== PROBLEM DESCRIPTION ==
Gather every line of the entries below that contains the string "median", matching case exactly, and copy each one out.

== AVAILABLE RECORDS ==
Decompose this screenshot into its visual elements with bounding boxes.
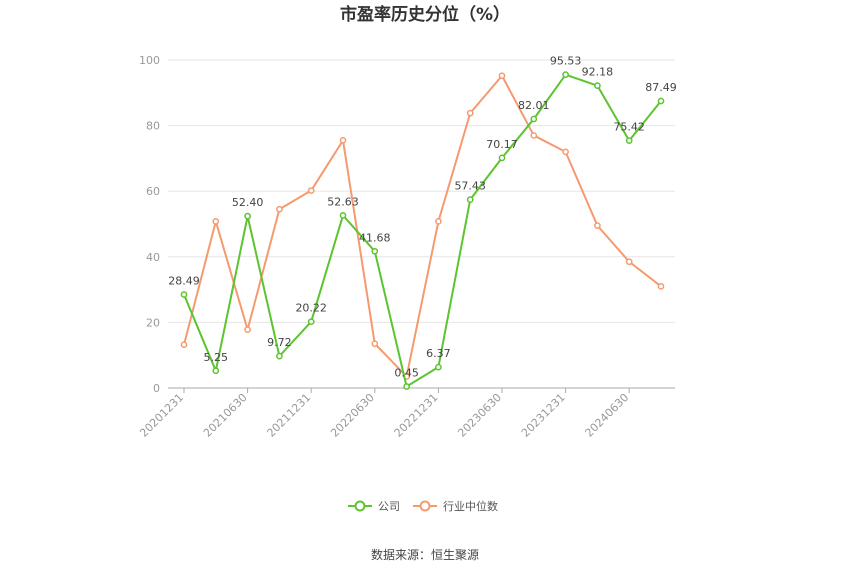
chart-title: 市盈率历史分位（%） <box>340 4 510 25</box>
y-tick-label: 60 <box>146 185 160 198</box>
data-point <box>466 109 474 117</box>
legend-item-industry-median[interactable]: 行业中位数 <box>413 499 498 513</box>
data-point <box>562 71 569 79</box>
y-tick-label: 20 <box>146 316 160 329</box>
data-label: 75.42 <box>613 121 645 134</box>
data-label: 57.43 <box>454 180 486 193</box>
grid <box>168 59 675 323</box>
data-point <box>435 363 442 371</box>
data-point <box>276 205 283 213</box>
series-line-1 <box>183 74 662 378</box>
data-point <box>498 72 506 80</box>
data-point <box>657 97 665 105</box>
data-point <box>180 291 188 298</box>
data-label: 41.68 <box>359 231 391 244</box>
data-label: 6.37 <box>426 347 451 360</box>
y-tick-label: 40 <box>146 251 160 264</box>
data-point <box>371 340 379 348</box>
data-point <box>466 196 474 203</box>
x-tick-label: 20230630 <box>455 391 504 440</box>
data-point <box>657 282 665 290</box>
legend-label-industry-median: 行业中位数 <box>443 499 498 513</box>
y-tick-label: 80 <box>146 120 160 133</box>
data-point <box>212 218 220 225</box>
x-tick-label: 20231231 <box>519 391 568 440</box>
legend[interactable]: 公司 行业中位数 <box>348 499 498 513</box>
data-point <box>339 137 347 144</box>
x-tick-label: 20240630 <box>583 391 632 440</box>
data-point <box>212 367 220 375</box>
legend-marker-company <box>354 500 366 512</box>
legend-marker-industry-median <box>419 500 431 512</box>
data-label: 70.17 <box>486 138 518 151</box>
data-point <box>307 187 315 194</box>
y-tick-label: 0 <box>153 382 160 395</box>
data-point <box>530 115 538 123</box>
x-tick-label: 20211231 <box>265 391 314 440</box>
data-point <box>594 82 601 89</box>
x-axis: 20201231 20210630 20211231 20220630 20221231… <box>137 387 675 440</box>
series-line-0 <box>183 73 662 388</box>
data-point <box>244 326 251 333</box>
data-point <box>562 148 569 156</box>
data-point <box>625 258 633 266</box>
data-label: 28.49 <box>168 275 200 288</box>
data-point <box>339 212 347 219</box>
data-label: 87.49 <box>645 81 677 94</box>
data-label: 0.45 <box>394 367 419 380</box>
x-tick-label: 20221231 <box>392 391 441 440</box>
data-point <box>180 341 188 349</box>
data-label: 20.22 <box>295 302 327 315</box>
y-axis: 0 20 40 60 80 100 <box>139 54 160 395</box>
data-label: 92.18 <box>582 66 614 79</box>
data-point <box>530 132 538 139</box>
x-tick-label: 20220630 <box>328 391 377 440</box>
data-label: 9.72 <box>267 336 292 349</box>
data-point <box>244 212 251 220</box>
data-point <box>371 247 379 255</box>
x-tick-label: 20210630 <box>201 391 250 440</box>
legend-item-company[interactable]: 公司 <box>348 500 400 513</box>
data-label: 52.40 <box>232 196 264 209</box>
data-label: 82.01 <box>518 99 550 112</box>
data-point <box>276 352 283 360</box>
data-label: 95.53 <box>550 55 582 68</box>
series-layer <box>180 71 665 390</box>
legend-label-company: 公司 <box>378 500 400 513</box>
x-tick-label: 20201231 <box>137 391 186 440</box>
data-point <box>435 218 442 225</box>
data-point <box>307 318 315 326</box>
data-labels: 28.49 5.25 52.40 9.72 20.22 52.63 41.68 0.45 6.3… <box>168 55 677 380</box>
data-point <box>625 137 633 144</box>
data-point <box>498 154 506 162</box>
data-point <box>594 222 601 229</box>
data-label: 5.25 <box>204 351 229 364</box>
data-source: 数据来源：恒生聚源 <box>371 547 479 562</box>
data-point <box>403 383 410 390</box>
data-label: 52.63 <box>327 195 359 208</box>
y-tick-label: 100 <box>139 54 160 67</box>
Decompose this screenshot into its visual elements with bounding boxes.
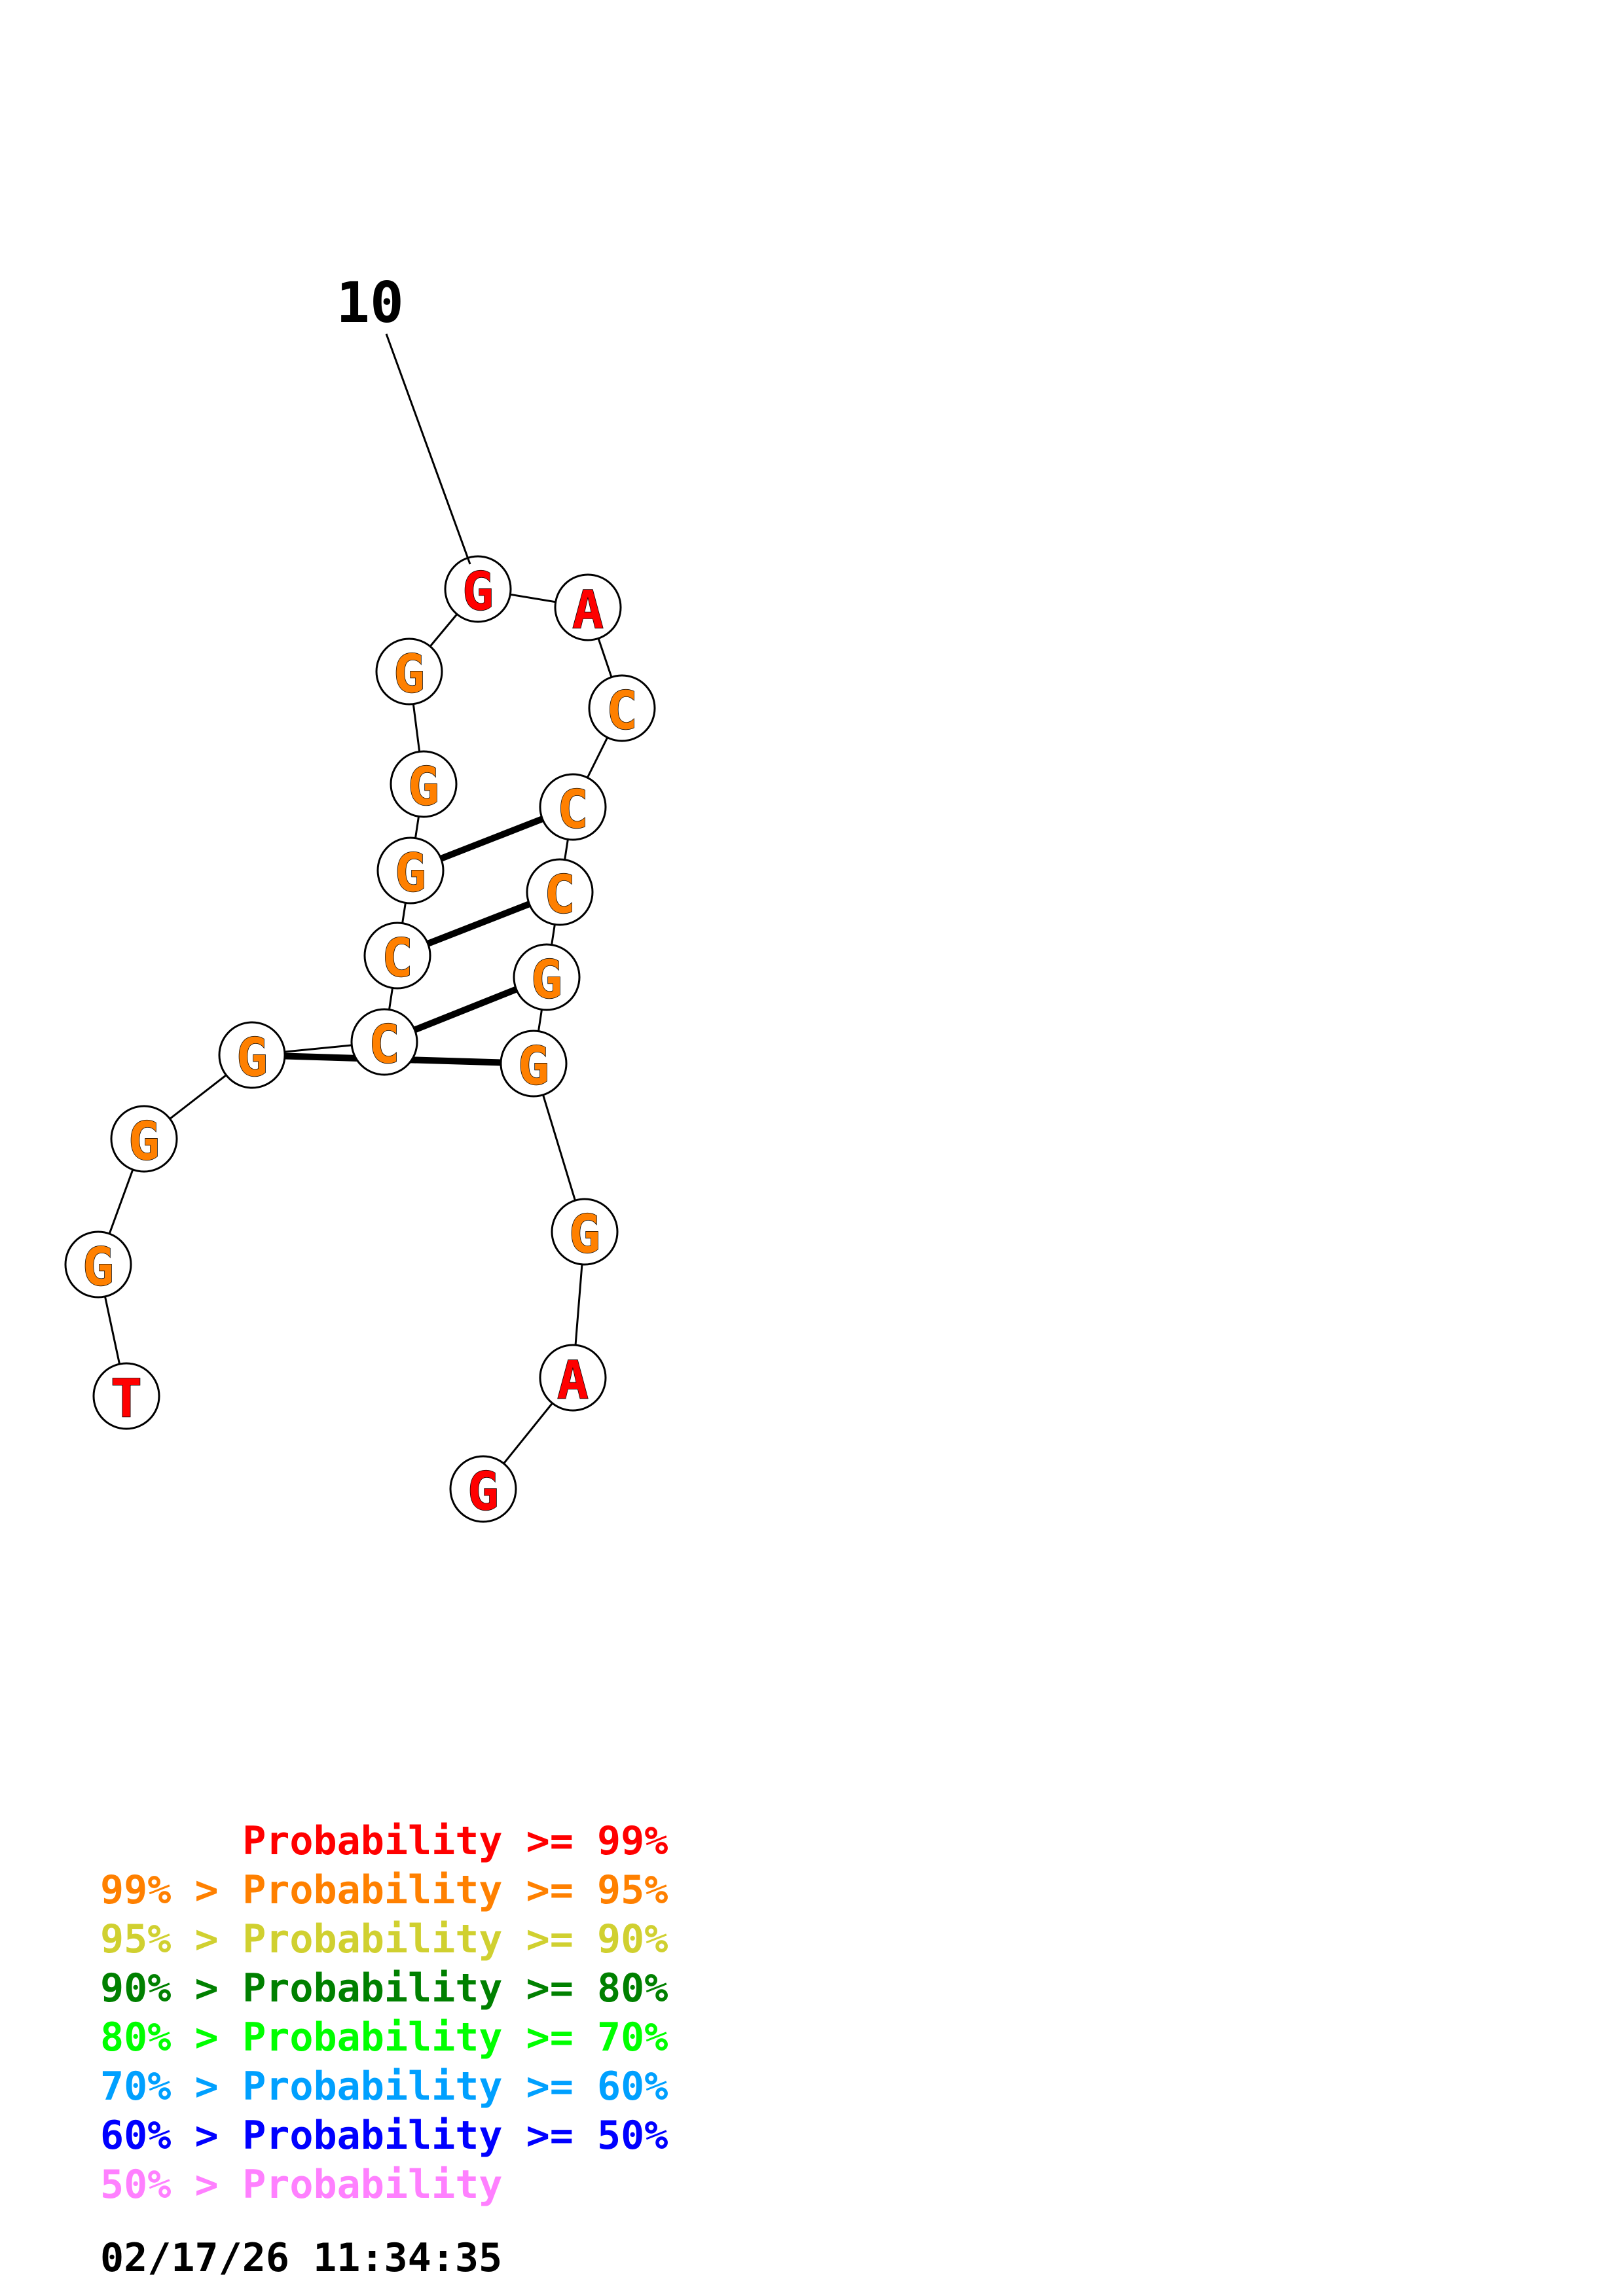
nucleotide-circle — [390, 750, 458, 818]
nucleotide-circle — [218, 1021, 286, 1089]
legend-label: Probability — [242, 2162, 502, 2208]
nucleotide-letter: G — [395, 843, 426, 904]
nucleotide-circle — [363, 922, 431, 990]
legend-prefix: 80% > — [100, 2015, 242, 2060]
legend-entry: 90% > Probability >= 80% — [100, 1965, 668, 2011]
nucleotide-circle — [444, 555, 512, 623]
nucleotide-letter: G — [467, 1462, 499, 1522]
nucleotide-letter: G — [569, 1204, 600, 1265]
legend-entry: 95% > Probability >= 90% — [100, 1916, 668, 1962]
legend-label: Probability >= 60% — [242, 2064, 668, 2109]
index-tick-line — [385, 333, 471, 565]
legend-entry: 80% > Probability >= 70% — [100, 2015, 668, 2060]
nucleotide-18: A — [539, 1344, 607, 1412]
nucleotide-6: C — [363, 922, 431, 990]
legend-label: Probability >= 50% — [242, 2113, 668, 2159]
nucleotide-letter: C — [382, 928, 413, 989]
nucleotide-circle — [526, 858, 594, 926]
legend-prefix: 95% > — [100, 1916, 242, 1962]
nucleotide-9: G — [375, 637, 443, 706]
nucleotide-circle — [539, 773, 607, 841]
nucleotide-letter: A — [557, 1350, 589, 1411]
nucleotide-circle — [554, 573, 622, 641]
nucleotide-circle — [376, 836, 445, 905]
nucleotide-circle — [539, 1344, 607, 1412]
nucleotide-letter: G — [462, 562, 494, 622]
nucleotide-11: A — [554, 573, 622, 641]
nucleotide-letter: G — [236, 1028, 268, 1088]
nucleotide-3: G — [110, 1105, 178, 1173]
nucleotide-circle — [551, 1198, 619, 1266]
legend-prefix: 70% > — [100, 2064, 242, 2109]
legend-prefix: 99% > — [100, 1867, 242, 1913]
legend-label: Probability >= 99% — [242, 1818, 668, 1864]
nucleotide-letter: C — [544, 865, 575, 925]
nucleotide-1: T — [92, 1362, 160, 1430]
nucleotide-letter: T — [111, 1369, 142, 1429]
nucleotide-14: C — [526, 858, 594, 926]
index-label-10: 10 — [336, 270, 404, 336]
legend-prefix: 90% > — [100, 1965, 242, 2011]
nucleotide-7: G — [376, 836, 445, 905]
nucleotide-12: C — [588, 674, 656, 742]
nucleotide-15: G — [513, 943, 581, 1011]
nucleotide-circle — [375, 637, 443, 706]
legend-label: Probability >= 95% — [242, 1867, 668, 1913]
legend-entry: 70% > Probability >= 60% — [100, 2064, 668, 2109]
nucleotide-letter: G — [393, 644, 425, 705]
nucleotide-5: C — [350, 1008, 418, 1076]
nucleotide-letter: G — [518, 1036, 549, 1097]
nucleotide-letter: C — [557, 780, 589, 840]
nucleotide-letter: C — [369, 1014, 400, 1075]
nucleotide-circle — [350, 1008, 418, 1076]
nucleotide-letter: G — [128, 1111, 160, 1172]
nucleotide-circle — [500, 1030, 568, 1098]
timestamp: 02/17/26 11:34:35 — [100, 2235, 502, 2281]
nucleotide-letter: G — [82, 1237, 114, 1298]
nucleotide-19: G — [449, 1455, 517, 1523]
nucleotide-10: G — [444, 555, 512, 623]
legend-entry: 60% > Probability >= 50% — [100, 2113, 668, 2159]
nucleotide-letter: G — [408, 757, 439, 817]
legend-entry: 99% > Probability >= 95% — [100, 1867, 668, 1913]
legend-label: Probability >= 80% — [242, 1965, 668, 2011]
legend-label: Probability >= 90% — [242, 1916, 668, 1962]
legend-label: Probability >= 70% — [242, 2015, 668, 2060]
nucleotide-letter: G — [531, 950, 562, 1011]
nucleotide-circle — [449, 1455, 517, 1523]
legend-prefix: 60% > — [100, 2113, 242, 2159]
legend-entry: 50% > Probability — [100, 2162, 503, 2208]
nucleotide-circle — [513, 943, 581, 1011]
nucleotide-17: G — [551, 1198, 619, 1266]
legend-entry: Probability >= 99% — [242, 1818, 668, 1864]
nucleotide-4: G — [218, 1021, 286, 1089]
nucleotide-13: C — [539, 773, 607, 841]
nucleotide-16: G — [500, 1030, 568, 1098]
nucleotide-circle — [92, 1362, 160, 1430]
nucleotide-circle — [64, 1230, 132, 1299]
nucleotide-2: G — [64, 1230, 132, 1299]
nucleotide-circle — [588, 674, 656, 742]
nucleotide-8: G — [390, 750, 458, 818]
legend-prefix: 50% > — [100, 2162, 242, 2208]
nucleotide-letter: A — [572, 580, 604, 641]
nucleotide-letter: C — [606, 681, 638, 742]
nucleotide-circle — [110, 1105, 178, 1173]
probability-legend: Probability >= 99%99% > Probability >= 9… — [100, 1818, 668, 2208]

== EXERCISE RESULT ==
legend-item-industry-median[interactable]: 行业中位数 <box>413 499 498 513</box>
legend-label-industry-median: 行业中位数 <box>443 499 498 513</box>
legend-marker-industry-median <box>419 500 431 512</box>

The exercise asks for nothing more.